* Exercise requirements:
Restate the data word for word and leave the images out.

* Data section:
%%

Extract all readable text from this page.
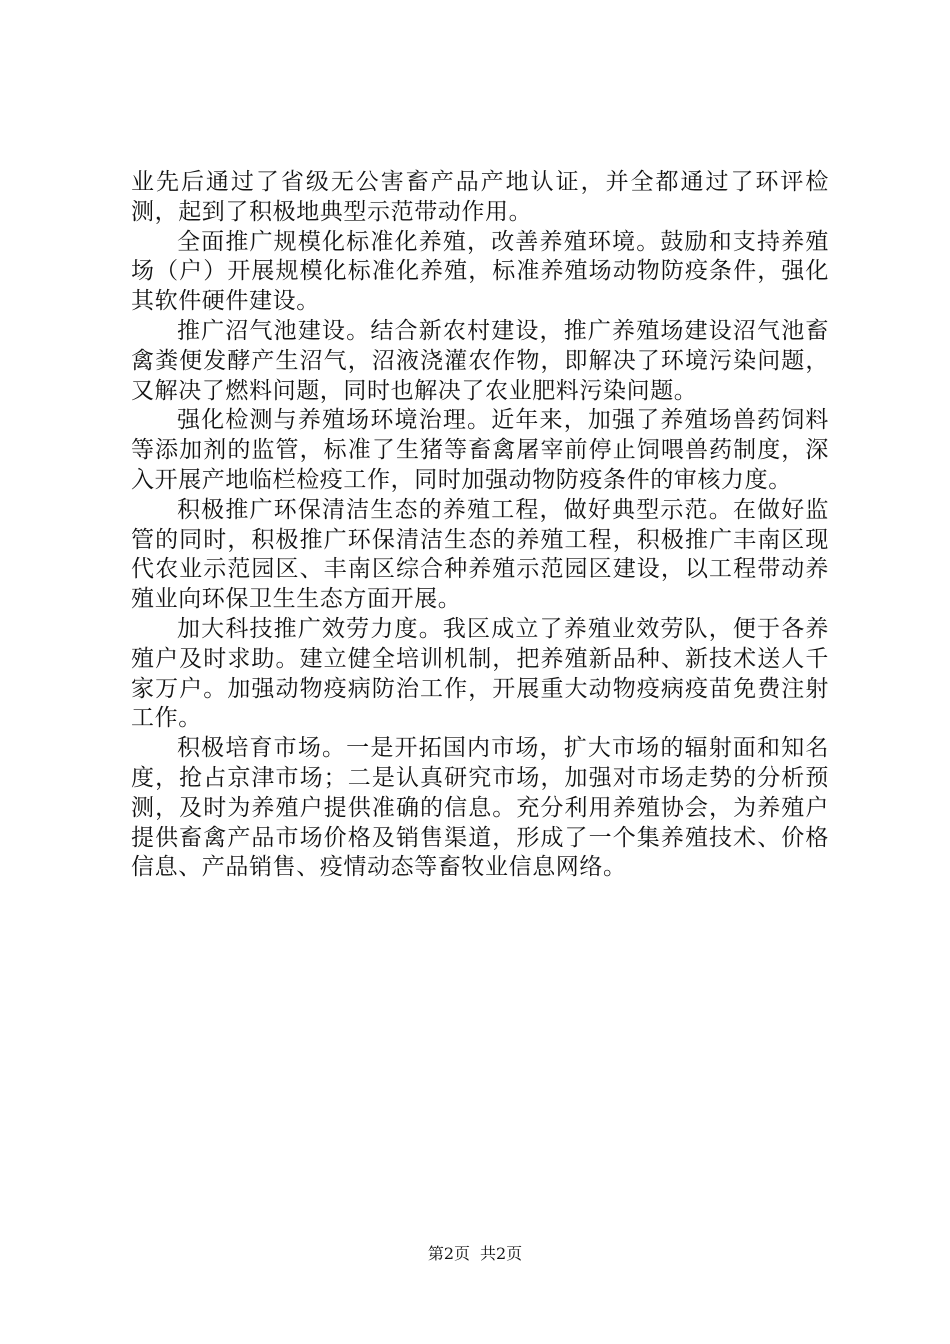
业先后通过了省级无公害畜产品产地认证，并全都通过了环评检测，起到了积极地典型示范带动作用。

全面推广规模化标准化养殖，改善养殖环境。鼓励和支持养殖场（户）开展规模化标准化养殖，标准养殖场动物防疫条件，强化其软件硬件建设。

推广沼气池建设。结合新农村建设，推广养殖场建设沼气池畜禽粪便发酵产生沼气，沼液浇灌农作物，即解决了环境污染问题，又解决了燃料问题，同时也解决了农业肥料污染问题。

强化检测与养殖场环境治理。近年来，加强了养殖场兽药饲料等添加剂的监管，标准了生猪等畜禽屠宰前停止饲喂兽药制度，深入开展产地临栏检疫工作，同时加强动物防疫条件的审核力度。

积极推广环保清洁生态的养殖工程，做好典型示范。在做好监管的同时，积极推广环保清洁生态的养殖工程，积极推广丰南区现代农业示范园区、丰南区综合种养殖示范园区建设，以工程带动养殖业向环保卫生生态方面开展。

加大科技推广效劳力度。我区成立了养殖业效劳队，便于各养殖户及时求助。建立健全培训机制，把养殖新品种、新技术送人千家万户。加强动物疫病防治工作，开展重大动物疫病疫苗免费注射工作。

积极培育市场。一是开拓国内市场，扩大市场的辐射面和知名度，抢占京津市场；二是认真研究市场，加强对市场走势的分析预测，及时为养殖户提供准确的信息。充分利用养殖协会，为养殖户提供畜禽产品市场价格及销售渠道，形成了一个集养殖技术、价格信息、产品销售、疫情动态等畜牧业信息网络。

第2页 共2页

%%

* Answer to this task:
Extract all readable text from this page.
业先后通过了省级无公害畜产品产地认证，并全都通过了环评检测，起到了积极地典型示范带动作用。

全面推广规模化标准化养殖，改善养殖环境。鼓励和支持养殖场（户）开展规模化标准化养殖，标准养殖场动物防疫条件，强化其软件硬件建设。

推广沼气池建设。结合新农村建设，推广养殖场建设沼气池畜禽粪便发酵产生沼气，沼液浇灌农作物，即解决了环境污染问题，又解决了燃料问题，同时也解决了农业肥料污染问题。

强化检测与养殖场环境治理。近年来，加强了养殖场兽药饲料等添加剂的监管，标准了生猪等畜禽屠宰前停止饲喂兽药制度，深入开展产地临栏检疫工作，同时加强动物防疫条件的审核力度。

积极推广环保清洁生态的养殖工程，做好典型示范。在做好监管的同时，积极推广环保清洁生态的养殖工程，积极推广丰南区现代农业示范园区、丰南区综合种养殖示范园区建设，以工程带动养殖业向环保卫生生态方面开展。

加大科技推广效劳力度。我区成立了养殖业效劳队，便于各养殖户及时求助。建立健全培训机制，把养殖新品种、新技术送人千家万户。加强动物疫病防治工作，开展重大动物疫病疫苗免费注射工作。

积极培育市场。一是开拓国内市场，扩大市场的辐射面和知名度，抢占京津市场；二是认真研究市场，加强对市场走势的分析预测，及时为养殖户提供准确的信息。充分利用养殖协会，为养殖户提供畜禽产品市场价格及销售渠道，形成了一个集养殖技术、价格信息、产品销售、疫情动态等畜牧业信息网络。

第2页 共2页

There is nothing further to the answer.